■ What you have to do: For the entries below, how many lines include the word "Voederkost"? Give the figure and nothing more.

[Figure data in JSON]
* BEGIN *

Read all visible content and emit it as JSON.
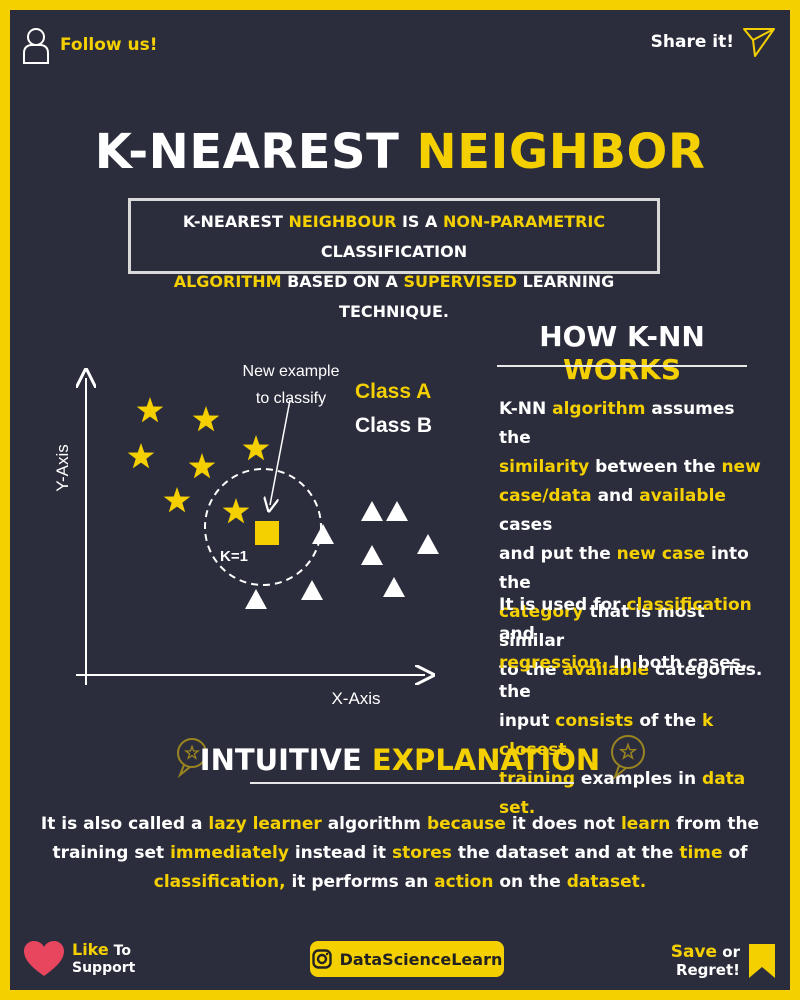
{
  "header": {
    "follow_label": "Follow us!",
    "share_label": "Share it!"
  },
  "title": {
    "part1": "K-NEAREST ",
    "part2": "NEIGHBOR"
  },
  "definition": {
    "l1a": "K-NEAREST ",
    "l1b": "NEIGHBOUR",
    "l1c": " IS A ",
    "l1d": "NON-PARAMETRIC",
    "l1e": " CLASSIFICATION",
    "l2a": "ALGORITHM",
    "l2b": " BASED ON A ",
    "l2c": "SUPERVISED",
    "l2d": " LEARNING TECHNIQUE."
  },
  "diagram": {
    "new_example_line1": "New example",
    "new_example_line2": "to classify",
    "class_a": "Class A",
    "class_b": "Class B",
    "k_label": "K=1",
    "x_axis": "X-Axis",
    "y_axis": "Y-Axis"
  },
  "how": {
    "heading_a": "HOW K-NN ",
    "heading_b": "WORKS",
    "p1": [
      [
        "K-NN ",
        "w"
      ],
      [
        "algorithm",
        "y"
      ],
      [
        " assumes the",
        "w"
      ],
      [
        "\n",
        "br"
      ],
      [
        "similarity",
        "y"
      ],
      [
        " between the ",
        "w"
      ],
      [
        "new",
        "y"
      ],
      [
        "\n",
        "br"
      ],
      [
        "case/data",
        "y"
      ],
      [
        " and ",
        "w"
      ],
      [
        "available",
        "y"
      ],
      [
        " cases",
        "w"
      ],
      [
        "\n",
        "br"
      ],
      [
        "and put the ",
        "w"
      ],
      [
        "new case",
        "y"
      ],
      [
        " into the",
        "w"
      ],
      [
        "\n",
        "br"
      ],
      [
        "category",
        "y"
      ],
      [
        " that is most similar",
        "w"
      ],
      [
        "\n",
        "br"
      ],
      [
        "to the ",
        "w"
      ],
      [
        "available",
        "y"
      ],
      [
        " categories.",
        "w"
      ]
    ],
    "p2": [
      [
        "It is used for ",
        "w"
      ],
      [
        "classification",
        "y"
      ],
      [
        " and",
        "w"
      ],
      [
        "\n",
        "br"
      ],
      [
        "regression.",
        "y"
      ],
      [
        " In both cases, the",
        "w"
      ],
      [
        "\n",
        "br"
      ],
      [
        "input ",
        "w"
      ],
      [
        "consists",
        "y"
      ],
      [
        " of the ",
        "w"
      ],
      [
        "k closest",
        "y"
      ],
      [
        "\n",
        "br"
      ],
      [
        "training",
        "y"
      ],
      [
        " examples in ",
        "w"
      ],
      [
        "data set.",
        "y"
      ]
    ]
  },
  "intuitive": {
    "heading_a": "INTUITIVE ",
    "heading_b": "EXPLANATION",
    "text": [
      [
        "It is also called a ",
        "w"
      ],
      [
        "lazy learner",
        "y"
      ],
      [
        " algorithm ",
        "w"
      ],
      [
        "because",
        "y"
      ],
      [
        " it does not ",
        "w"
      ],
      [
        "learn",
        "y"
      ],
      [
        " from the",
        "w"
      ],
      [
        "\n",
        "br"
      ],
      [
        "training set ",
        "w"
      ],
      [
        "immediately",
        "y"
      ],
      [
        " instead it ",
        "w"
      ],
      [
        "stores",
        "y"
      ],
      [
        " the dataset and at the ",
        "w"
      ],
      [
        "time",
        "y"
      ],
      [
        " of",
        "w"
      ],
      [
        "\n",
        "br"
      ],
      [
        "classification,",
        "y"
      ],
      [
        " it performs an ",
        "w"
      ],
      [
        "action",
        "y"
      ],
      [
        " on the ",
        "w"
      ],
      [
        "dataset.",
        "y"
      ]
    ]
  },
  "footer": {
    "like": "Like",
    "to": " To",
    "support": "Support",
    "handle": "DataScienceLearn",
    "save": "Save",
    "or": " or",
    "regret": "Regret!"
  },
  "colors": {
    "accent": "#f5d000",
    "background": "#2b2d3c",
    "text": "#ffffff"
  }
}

* END *
* BEGIN *

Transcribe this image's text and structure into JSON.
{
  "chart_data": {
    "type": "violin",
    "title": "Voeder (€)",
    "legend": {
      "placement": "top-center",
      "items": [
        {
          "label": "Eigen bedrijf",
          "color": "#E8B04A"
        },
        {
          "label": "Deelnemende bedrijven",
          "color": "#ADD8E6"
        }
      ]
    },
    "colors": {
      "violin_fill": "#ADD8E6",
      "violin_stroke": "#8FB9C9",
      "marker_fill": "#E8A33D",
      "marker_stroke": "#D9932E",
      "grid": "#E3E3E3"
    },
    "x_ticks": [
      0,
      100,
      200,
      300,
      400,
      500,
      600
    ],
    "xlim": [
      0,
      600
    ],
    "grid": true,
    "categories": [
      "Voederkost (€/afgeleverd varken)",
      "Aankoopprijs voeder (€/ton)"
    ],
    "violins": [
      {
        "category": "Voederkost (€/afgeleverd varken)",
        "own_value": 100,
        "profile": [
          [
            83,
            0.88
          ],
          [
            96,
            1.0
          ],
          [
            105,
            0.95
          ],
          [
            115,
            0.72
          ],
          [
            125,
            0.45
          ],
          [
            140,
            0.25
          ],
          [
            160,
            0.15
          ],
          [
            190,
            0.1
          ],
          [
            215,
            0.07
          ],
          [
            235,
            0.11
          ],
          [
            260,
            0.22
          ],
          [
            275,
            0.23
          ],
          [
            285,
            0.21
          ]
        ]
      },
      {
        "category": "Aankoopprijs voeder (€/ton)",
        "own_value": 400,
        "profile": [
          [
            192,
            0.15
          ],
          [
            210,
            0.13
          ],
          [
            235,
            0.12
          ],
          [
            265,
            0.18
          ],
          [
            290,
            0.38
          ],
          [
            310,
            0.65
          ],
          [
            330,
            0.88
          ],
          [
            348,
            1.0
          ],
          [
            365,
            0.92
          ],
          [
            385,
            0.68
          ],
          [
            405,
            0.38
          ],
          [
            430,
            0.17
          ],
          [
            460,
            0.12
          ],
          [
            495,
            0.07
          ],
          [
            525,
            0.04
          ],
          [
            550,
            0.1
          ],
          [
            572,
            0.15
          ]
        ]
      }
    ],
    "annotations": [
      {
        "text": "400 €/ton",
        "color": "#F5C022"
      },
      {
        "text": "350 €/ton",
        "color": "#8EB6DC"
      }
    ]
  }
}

* END *

■ Exercise result: 2